START
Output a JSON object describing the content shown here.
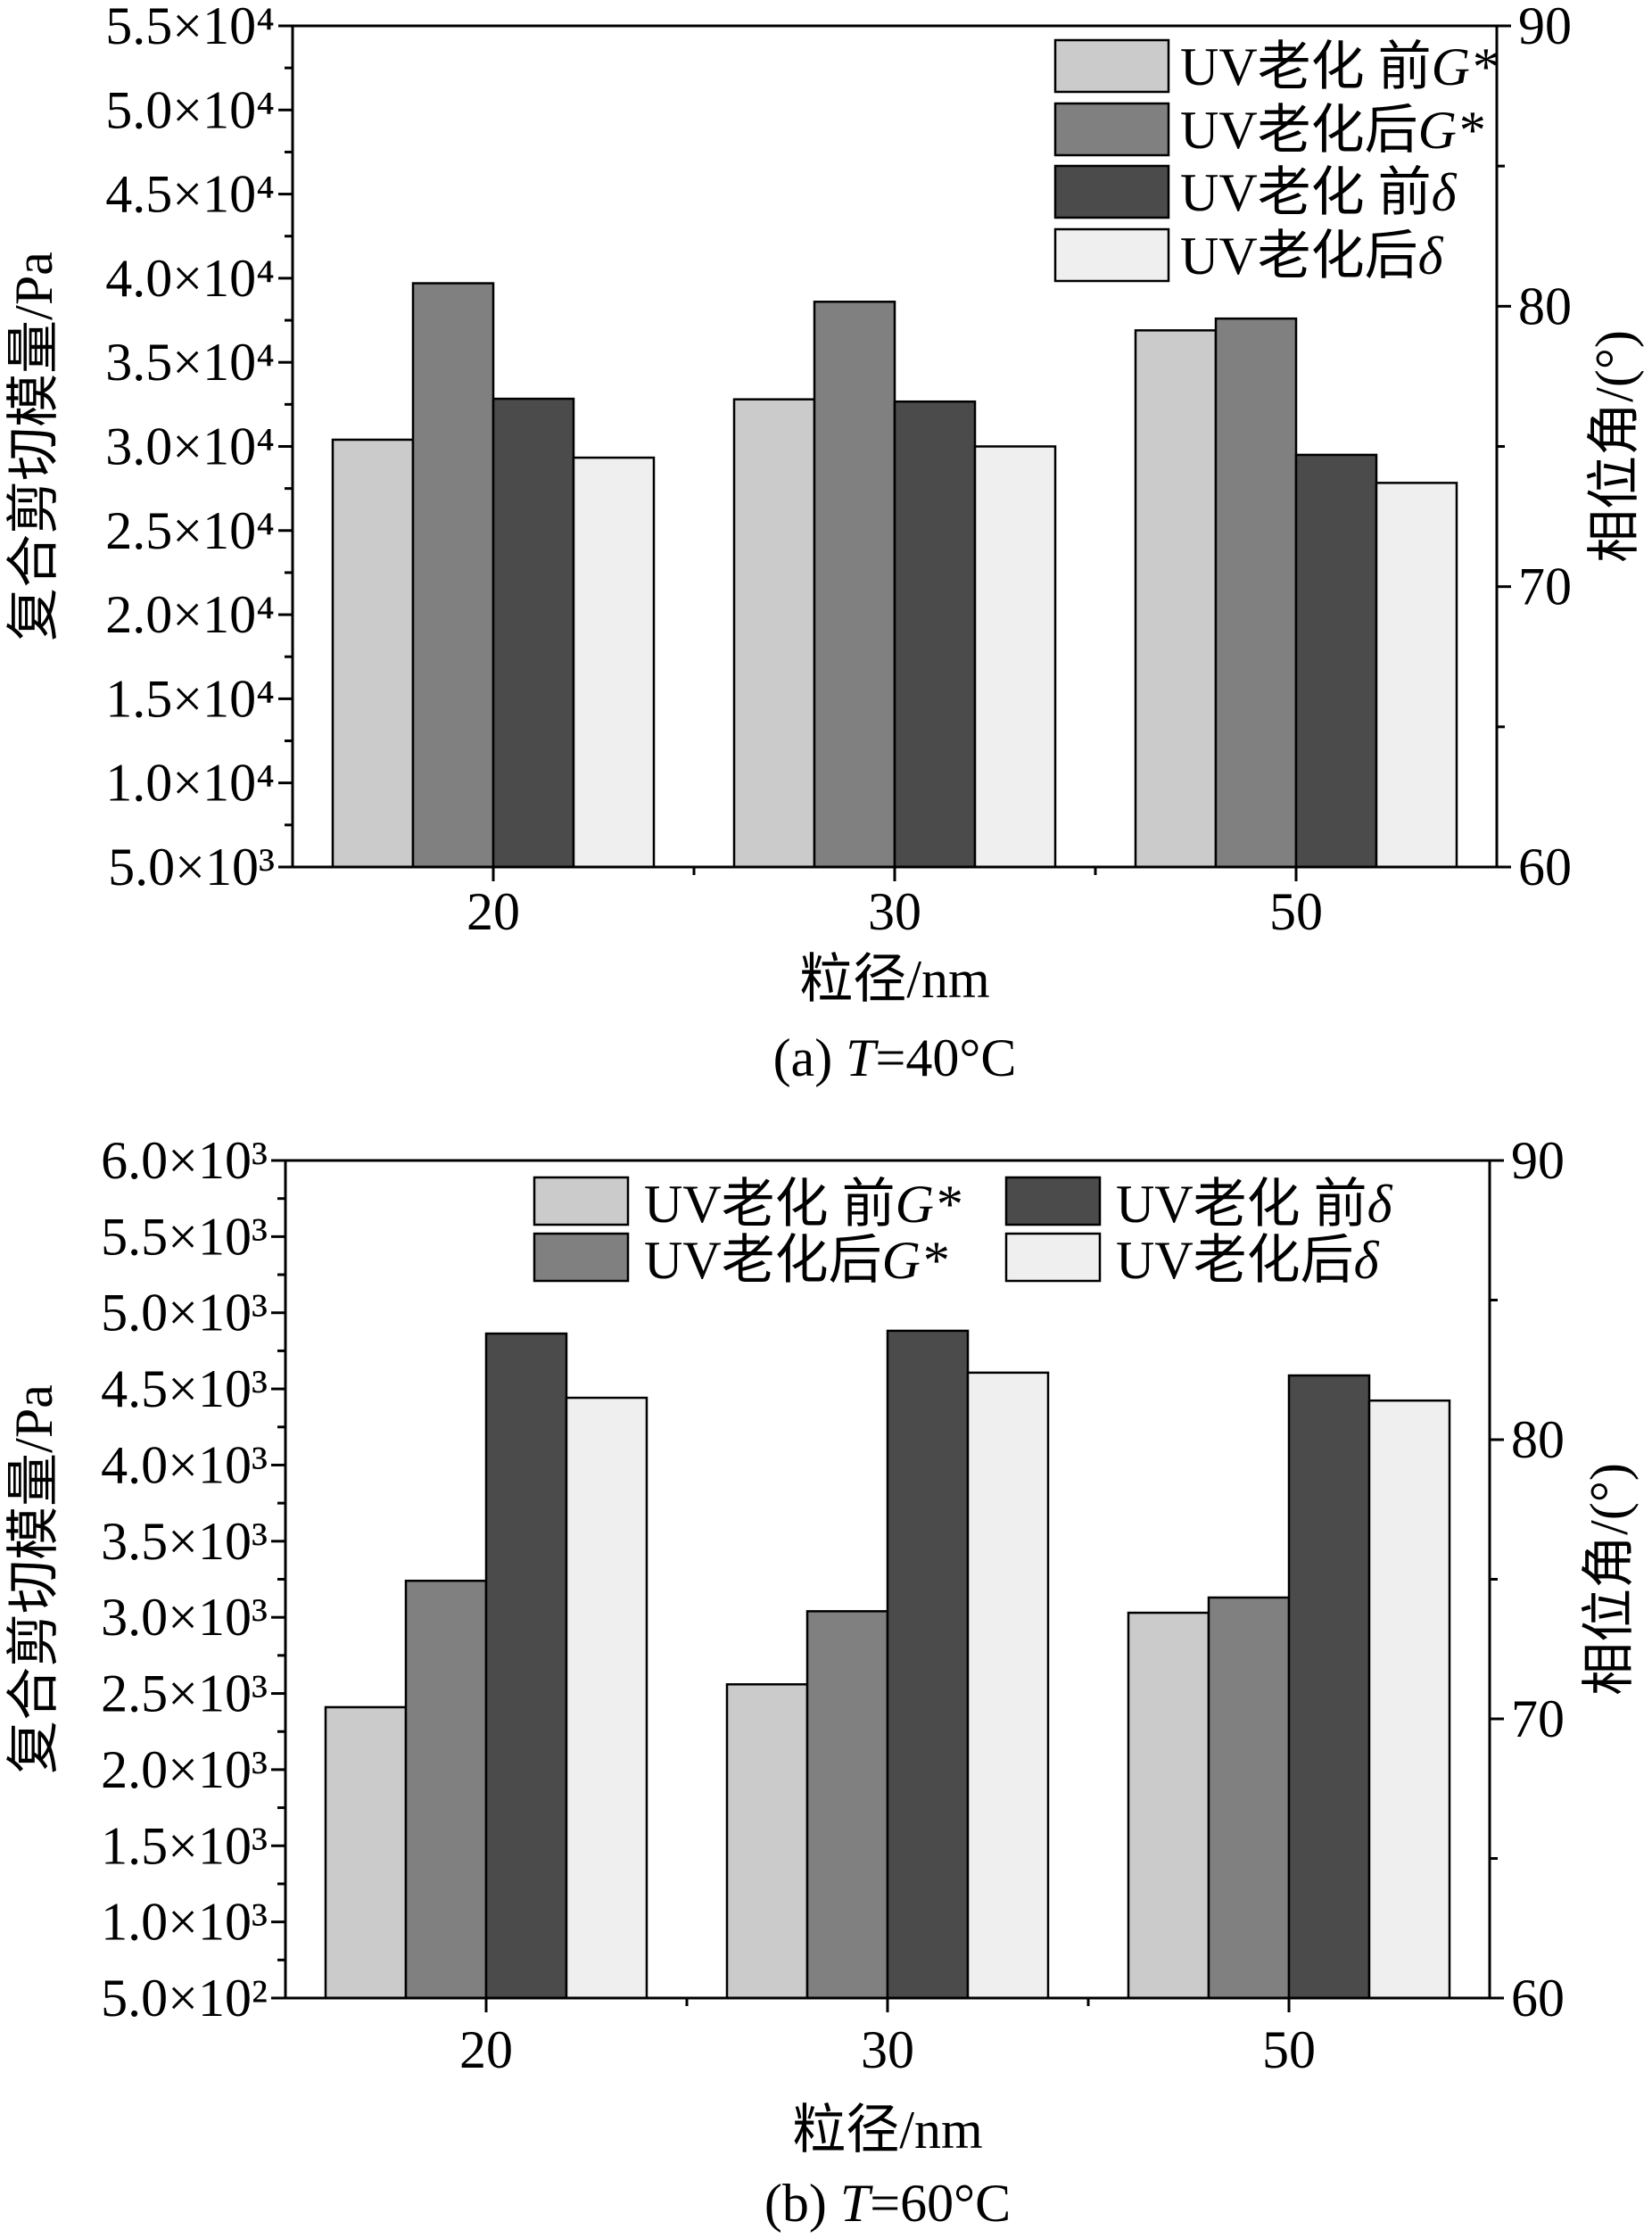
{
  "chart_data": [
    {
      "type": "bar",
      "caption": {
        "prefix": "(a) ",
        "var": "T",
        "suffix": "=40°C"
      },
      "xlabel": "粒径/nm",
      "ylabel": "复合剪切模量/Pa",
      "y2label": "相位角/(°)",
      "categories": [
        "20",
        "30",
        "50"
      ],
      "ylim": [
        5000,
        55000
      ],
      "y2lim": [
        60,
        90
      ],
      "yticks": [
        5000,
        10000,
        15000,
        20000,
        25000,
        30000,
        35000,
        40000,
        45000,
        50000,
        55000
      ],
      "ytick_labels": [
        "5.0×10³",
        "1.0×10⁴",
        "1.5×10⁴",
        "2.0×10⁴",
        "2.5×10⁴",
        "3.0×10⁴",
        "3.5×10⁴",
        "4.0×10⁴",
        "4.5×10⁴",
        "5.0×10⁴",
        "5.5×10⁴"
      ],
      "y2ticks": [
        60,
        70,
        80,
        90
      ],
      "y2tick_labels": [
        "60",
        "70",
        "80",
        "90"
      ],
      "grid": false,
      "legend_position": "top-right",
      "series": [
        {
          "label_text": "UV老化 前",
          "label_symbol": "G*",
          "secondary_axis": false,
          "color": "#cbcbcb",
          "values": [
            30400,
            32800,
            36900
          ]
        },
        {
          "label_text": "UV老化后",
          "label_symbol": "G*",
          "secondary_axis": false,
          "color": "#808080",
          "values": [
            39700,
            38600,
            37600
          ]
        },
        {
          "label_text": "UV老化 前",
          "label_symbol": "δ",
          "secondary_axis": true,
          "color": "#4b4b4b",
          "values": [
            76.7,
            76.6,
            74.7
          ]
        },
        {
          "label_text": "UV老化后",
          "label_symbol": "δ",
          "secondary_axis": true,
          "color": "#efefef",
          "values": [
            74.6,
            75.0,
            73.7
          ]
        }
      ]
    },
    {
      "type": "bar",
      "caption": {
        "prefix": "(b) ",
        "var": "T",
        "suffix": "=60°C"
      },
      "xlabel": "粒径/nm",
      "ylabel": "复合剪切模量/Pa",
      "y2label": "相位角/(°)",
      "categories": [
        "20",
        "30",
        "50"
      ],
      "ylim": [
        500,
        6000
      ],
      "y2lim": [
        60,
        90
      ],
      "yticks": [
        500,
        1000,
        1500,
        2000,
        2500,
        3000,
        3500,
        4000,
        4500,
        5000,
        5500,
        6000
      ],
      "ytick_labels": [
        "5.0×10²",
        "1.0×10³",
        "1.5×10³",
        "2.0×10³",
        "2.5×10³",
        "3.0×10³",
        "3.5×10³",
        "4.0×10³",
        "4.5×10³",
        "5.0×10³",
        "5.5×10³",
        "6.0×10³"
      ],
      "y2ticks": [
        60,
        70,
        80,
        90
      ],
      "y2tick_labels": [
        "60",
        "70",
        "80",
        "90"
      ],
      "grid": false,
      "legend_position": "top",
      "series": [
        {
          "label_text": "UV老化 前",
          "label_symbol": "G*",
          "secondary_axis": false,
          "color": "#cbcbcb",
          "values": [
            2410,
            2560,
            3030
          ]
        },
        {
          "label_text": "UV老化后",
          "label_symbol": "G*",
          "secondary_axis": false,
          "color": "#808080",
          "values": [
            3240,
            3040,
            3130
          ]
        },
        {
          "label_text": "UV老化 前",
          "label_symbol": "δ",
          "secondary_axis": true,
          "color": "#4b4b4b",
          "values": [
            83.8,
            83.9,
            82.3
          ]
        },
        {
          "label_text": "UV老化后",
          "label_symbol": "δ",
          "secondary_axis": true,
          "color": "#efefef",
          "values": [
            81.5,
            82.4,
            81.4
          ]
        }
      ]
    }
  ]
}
END
Directions:
Leave out all images, then reproduce the entries above exactly.

Answer to this task:
Output a JSON object describing the content shown here.
{
  "chart_data": [
    {
      "type": "bar",
      "caption": {
        "prefix": "(a) ",
        "var": "T",
        "suffix": "=40°C"
      },
      "xlabel": "粒径/nm",
      "ylabel": "复合剪切模量/Pa",
      "y2label": "相位角/(°)",
      "categories": [
        "20",
        "30",
        "50"
      ],
      "ylim": [
        5000,
        55000
      ],
      "y2lim": [
        60,
        90
      ],
      "yticks": [
        5000,
        10000,
        15000,
        20000,
        25000,
        30000,
        35000,
        40000,
        45000,
        50000,
        55000
      ],
      "ytick_labels": [
        "5.0×10³",
        "1.0×10⁴",
        "1.5×10⁴",
        "2.0×10⁴",
        "2.5×10⁴",
        "3.0×10⁴",
        "3.5×10⁴",
        "4.0×10⁴",
        "4.5×10⁴",
        "5.0×10⁴",
        "5.5×10⁴"
      ],
      "y2ticks": [
        60,
        70,
        80,
        90
      ],
      "y2tick_labels": [
        "60",
        "70",
        "80",
        "90"
      ],
      "grid": false,
      "legend_position": "top-right",
      "series": [
        {
          "label_text": "UV老化 前",
          "label_symbol": "G*",
          "secondary_axis": false,
          "color": "#cbcbcb",
          "values": [
            30400,
            32800,
            36900
          ]
        },
        {
          "label_text": "UV老化后",
          "label_symbol": "G*",
          "secondary_axis": false,
          "color": "#808080",
          "values": [
            39700,
            38600,
            37600
          ]
        },
        {
          "label_text": "UV老化 前",
          "label_symbol": "δ",
          "secondary_axis": true,
          "color": "#4b4b4b",
          "values": [
            76.7,
            76.6,
            74.7
          ]
        },
        {
          "label_text": "UV老化后",
          "label_symbol": "δ",
          "secondary_axis": true,
          "color": "#efefef",
          "values": [
            74.6,
            75.0,
            73.7
          ]
        }
      ]
    },
    {
      "type": "bar",
      "caption": {
        "prefix": "(b) ",
        "var": "T",
        "suffix": "=60°C"
      },
      "xlabel": "粒径/nm",
      "ylabel": "复合剪切模量/Pa",
      "y2label": "相位角/(°)",
      "categories": [
        "20",
        "30",
        "50"
      ],
      "ylim": [
        500,
        6000
      ],
      "y2lim": [
        60,
        90
      ],
      "yticks": [
        500,
        1000,
        1500,
        2000,
        2500,
        3000,
        3500,
        4000,
        4500,
        5000,
        5500,
        6000
      ],
      "ytick_labels": [
        "5.0×10²",
        "1.0×10³",
        "1.5×10³",
        "2.0×10³",
        "2.5×10³",
        "3.0×10³",
        "3.5×10³",
        "4.0×10³",
        "4.5×10³",
        "5.0×10³",
        "5.5×10³",
        "6.0×10³"
      ],
      "y2ticks": [
        60,
        70,
        80,
        90
      ],
      "y2tick_labels": [
        "60",
        "70",
        "80",
        "90"
      ],
      "grid": false,
      "legend_position": "top",
      "series": [
        {
          "label_text": "UV老化 前",
          "label_symbol": "G*",
          "secondary_axis": false,
          "color": "#cbcbcb",
          "values": [
            2410,
            2560,
            3030
          ]
        },
        {
          "label_text": "UV老化后",
          "label_symbol": "G*",
          "secondary_axis": false,
          "color": "#808080",
          "values": [
            3240,
            3040,
            3130
          ]
        },
        {
          "label_text": "UV老化 前",
          "label_symbol": "δ",
          "secondary_axis": true,
          "color": "#4b4b4b",
          "values": [
            83.8,
            83.9,
            82.3
          ]
        },
        {
          "label_text": "UV老化后",
          "label_symbol": "δ",
          "secondary_axis": true,
          "color": "#efefef",
          "values": [
            81.5,
            82.4,
            81.4
          ]
        }
      ]
    }
  ]
}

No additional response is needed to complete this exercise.